## What needs to be done:
Using the records below, count the lines with "JSON" in them. Give the number only.

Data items
---------------

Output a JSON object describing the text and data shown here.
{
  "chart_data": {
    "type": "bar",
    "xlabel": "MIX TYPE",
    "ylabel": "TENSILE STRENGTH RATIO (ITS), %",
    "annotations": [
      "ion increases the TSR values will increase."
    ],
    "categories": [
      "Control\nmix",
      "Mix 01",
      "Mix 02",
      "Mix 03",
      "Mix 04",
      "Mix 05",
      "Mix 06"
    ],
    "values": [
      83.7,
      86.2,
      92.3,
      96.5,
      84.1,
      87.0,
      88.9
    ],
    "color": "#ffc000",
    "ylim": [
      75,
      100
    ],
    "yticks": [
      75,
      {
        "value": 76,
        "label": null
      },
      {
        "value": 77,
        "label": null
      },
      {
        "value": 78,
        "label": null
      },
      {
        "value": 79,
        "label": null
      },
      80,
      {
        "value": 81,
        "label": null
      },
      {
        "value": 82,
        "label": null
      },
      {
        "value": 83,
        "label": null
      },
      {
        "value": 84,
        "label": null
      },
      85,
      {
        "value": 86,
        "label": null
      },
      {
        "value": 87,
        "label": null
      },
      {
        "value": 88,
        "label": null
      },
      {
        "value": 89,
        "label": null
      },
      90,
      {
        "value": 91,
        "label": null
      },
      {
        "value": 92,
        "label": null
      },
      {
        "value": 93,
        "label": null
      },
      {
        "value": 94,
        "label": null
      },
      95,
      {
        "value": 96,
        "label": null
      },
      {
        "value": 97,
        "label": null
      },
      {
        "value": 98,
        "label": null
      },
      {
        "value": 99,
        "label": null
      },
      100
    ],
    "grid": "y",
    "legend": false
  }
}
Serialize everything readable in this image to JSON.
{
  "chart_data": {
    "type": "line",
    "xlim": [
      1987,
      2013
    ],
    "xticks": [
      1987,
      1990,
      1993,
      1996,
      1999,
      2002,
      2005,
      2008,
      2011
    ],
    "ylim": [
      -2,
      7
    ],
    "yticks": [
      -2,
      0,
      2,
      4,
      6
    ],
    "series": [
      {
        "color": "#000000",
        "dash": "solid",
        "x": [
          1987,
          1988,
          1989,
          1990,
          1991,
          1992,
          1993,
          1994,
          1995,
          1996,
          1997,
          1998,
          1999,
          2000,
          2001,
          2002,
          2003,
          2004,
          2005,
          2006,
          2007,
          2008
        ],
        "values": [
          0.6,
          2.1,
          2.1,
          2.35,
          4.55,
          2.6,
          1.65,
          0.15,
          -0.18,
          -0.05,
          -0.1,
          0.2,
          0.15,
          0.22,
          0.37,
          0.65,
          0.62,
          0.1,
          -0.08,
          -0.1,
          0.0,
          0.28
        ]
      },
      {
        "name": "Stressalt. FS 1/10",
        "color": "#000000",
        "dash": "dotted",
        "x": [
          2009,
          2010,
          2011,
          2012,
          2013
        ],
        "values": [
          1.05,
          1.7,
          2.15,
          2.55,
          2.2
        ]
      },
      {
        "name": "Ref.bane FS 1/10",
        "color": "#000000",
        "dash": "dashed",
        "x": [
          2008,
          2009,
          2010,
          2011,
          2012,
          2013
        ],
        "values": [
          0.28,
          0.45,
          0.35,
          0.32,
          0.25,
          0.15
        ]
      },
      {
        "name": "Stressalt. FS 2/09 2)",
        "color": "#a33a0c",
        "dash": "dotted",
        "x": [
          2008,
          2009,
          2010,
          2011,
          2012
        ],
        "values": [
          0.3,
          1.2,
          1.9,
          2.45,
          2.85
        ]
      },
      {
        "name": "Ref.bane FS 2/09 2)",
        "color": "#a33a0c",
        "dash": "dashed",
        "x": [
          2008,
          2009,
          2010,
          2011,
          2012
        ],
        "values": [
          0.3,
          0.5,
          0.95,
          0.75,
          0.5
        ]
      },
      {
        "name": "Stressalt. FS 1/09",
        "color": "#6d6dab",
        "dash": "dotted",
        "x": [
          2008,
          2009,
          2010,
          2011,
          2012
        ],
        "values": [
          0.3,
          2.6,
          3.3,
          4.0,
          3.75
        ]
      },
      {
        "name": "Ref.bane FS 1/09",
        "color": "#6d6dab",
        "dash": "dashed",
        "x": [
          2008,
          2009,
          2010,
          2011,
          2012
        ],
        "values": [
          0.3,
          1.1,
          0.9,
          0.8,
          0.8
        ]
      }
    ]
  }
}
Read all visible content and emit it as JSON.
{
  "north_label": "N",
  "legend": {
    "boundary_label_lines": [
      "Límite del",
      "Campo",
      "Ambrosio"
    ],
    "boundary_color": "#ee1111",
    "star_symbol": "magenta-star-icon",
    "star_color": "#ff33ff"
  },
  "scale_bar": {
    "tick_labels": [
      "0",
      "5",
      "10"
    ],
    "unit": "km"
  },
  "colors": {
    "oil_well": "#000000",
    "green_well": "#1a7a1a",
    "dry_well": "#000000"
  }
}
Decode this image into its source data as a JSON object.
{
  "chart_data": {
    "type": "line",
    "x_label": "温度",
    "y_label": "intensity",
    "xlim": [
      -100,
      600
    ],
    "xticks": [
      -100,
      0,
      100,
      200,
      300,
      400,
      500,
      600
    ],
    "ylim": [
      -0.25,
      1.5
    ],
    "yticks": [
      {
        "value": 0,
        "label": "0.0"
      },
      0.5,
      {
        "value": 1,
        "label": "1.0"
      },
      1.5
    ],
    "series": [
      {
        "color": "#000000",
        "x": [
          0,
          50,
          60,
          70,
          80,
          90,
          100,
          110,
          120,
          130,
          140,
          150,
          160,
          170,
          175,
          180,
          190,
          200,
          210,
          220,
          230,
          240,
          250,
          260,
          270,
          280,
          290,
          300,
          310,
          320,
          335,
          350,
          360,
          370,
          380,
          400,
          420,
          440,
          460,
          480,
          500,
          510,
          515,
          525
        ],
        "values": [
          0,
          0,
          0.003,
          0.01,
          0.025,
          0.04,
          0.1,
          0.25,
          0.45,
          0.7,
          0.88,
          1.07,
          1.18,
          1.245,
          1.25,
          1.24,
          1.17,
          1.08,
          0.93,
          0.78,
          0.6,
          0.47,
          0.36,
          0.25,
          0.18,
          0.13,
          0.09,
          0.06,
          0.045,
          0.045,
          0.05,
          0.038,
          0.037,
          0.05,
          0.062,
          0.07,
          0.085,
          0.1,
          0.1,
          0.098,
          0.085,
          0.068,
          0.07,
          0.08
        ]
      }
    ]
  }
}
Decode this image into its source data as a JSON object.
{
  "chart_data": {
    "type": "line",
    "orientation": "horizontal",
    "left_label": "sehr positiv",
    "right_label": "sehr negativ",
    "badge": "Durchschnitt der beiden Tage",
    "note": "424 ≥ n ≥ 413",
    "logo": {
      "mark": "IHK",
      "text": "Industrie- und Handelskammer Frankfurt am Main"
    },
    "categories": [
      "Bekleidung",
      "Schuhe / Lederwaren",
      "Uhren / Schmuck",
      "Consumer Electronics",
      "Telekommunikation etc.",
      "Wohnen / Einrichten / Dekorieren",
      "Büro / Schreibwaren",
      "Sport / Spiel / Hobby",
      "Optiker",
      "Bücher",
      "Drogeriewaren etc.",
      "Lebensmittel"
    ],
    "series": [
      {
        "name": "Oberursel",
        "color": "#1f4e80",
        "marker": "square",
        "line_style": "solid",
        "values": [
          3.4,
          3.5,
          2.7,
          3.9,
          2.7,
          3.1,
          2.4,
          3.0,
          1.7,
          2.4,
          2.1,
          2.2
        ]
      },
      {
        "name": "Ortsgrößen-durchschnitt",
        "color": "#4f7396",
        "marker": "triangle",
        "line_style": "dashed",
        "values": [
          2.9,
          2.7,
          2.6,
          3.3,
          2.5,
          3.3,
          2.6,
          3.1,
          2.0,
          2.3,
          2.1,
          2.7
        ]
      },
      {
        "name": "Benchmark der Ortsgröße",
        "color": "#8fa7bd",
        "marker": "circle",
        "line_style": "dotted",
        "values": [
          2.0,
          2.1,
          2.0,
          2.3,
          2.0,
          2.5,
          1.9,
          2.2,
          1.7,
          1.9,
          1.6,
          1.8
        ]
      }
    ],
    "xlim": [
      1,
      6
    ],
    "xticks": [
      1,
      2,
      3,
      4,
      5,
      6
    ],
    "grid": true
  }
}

---------------

## Written reply:
5